▸ REQUIRED WORK
Work through the data line by line, gathering every line that has the word "температуры".

▸ PROVIDED INFORMATION
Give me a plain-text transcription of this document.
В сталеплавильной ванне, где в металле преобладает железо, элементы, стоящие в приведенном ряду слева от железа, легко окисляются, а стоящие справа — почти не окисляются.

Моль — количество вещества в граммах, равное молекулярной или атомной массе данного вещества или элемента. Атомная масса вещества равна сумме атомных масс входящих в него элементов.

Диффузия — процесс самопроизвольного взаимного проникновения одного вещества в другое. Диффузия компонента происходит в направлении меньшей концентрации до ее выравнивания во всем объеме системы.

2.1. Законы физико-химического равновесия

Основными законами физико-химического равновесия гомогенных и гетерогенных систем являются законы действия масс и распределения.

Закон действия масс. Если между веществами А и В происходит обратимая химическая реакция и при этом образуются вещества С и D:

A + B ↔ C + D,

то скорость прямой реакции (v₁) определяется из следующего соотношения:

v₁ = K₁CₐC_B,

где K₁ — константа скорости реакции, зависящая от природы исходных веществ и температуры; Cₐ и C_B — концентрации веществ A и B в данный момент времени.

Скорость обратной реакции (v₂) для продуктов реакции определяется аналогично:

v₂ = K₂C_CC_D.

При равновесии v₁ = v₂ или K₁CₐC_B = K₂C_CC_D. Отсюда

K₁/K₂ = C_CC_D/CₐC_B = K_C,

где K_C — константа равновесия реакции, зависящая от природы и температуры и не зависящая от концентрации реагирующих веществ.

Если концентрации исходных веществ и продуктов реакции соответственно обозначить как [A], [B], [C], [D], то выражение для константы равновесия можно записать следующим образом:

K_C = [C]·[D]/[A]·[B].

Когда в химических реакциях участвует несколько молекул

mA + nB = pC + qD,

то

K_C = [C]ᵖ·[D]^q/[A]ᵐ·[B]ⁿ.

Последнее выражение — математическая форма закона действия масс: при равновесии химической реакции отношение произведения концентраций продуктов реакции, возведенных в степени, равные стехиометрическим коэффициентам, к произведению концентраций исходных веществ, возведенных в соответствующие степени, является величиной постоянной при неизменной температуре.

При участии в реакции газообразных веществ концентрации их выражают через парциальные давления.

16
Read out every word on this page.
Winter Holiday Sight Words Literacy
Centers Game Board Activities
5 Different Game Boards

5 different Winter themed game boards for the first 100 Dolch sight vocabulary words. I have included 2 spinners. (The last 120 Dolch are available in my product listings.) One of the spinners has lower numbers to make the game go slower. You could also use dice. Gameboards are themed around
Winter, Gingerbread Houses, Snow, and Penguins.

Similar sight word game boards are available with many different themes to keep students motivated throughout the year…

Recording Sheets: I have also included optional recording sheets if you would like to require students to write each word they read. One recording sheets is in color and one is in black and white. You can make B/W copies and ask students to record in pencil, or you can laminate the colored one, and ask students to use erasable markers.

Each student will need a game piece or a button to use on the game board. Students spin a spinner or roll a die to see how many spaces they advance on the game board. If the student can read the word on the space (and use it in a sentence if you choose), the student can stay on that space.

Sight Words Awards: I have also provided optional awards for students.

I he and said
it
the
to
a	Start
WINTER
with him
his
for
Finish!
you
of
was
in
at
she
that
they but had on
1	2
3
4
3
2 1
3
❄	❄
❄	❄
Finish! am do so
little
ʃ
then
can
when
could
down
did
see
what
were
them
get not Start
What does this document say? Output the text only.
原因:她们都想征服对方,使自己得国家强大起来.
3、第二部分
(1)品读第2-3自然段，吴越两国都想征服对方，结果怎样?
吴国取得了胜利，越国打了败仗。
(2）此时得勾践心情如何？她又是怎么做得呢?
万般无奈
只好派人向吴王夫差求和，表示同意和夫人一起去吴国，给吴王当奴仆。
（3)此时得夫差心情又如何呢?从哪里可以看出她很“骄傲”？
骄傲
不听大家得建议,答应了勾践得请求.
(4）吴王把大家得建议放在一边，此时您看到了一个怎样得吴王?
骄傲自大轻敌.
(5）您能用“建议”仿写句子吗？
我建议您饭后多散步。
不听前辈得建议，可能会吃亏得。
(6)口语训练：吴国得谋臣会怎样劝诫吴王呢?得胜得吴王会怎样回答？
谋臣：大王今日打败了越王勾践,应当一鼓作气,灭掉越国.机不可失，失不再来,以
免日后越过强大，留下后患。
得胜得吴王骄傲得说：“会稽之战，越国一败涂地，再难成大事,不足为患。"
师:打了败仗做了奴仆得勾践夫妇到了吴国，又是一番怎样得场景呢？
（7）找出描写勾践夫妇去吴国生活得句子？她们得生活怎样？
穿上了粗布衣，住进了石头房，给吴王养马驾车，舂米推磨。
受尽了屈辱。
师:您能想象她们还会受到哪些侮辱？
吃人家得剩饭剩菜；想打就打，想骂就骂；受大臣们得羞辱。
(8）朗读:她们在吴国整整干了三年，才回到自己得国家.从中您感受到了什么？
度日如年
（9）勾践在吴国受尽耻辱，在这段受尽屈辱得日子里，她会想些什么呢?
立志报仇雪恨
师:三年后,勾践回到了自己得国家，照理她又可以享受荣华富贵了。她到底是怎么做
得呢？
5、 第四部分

▸ TASK ANSWER
где K₁ — константа скорости реакции, зависящая от природы исходных веществ и температуры; Cₐ и C_B — концентрации веществ A и B в данный момент времени.
где K_C — константа равновесия реакции, зависящая от природы и температуры и не зависящая от концентрации реагирующих веществ.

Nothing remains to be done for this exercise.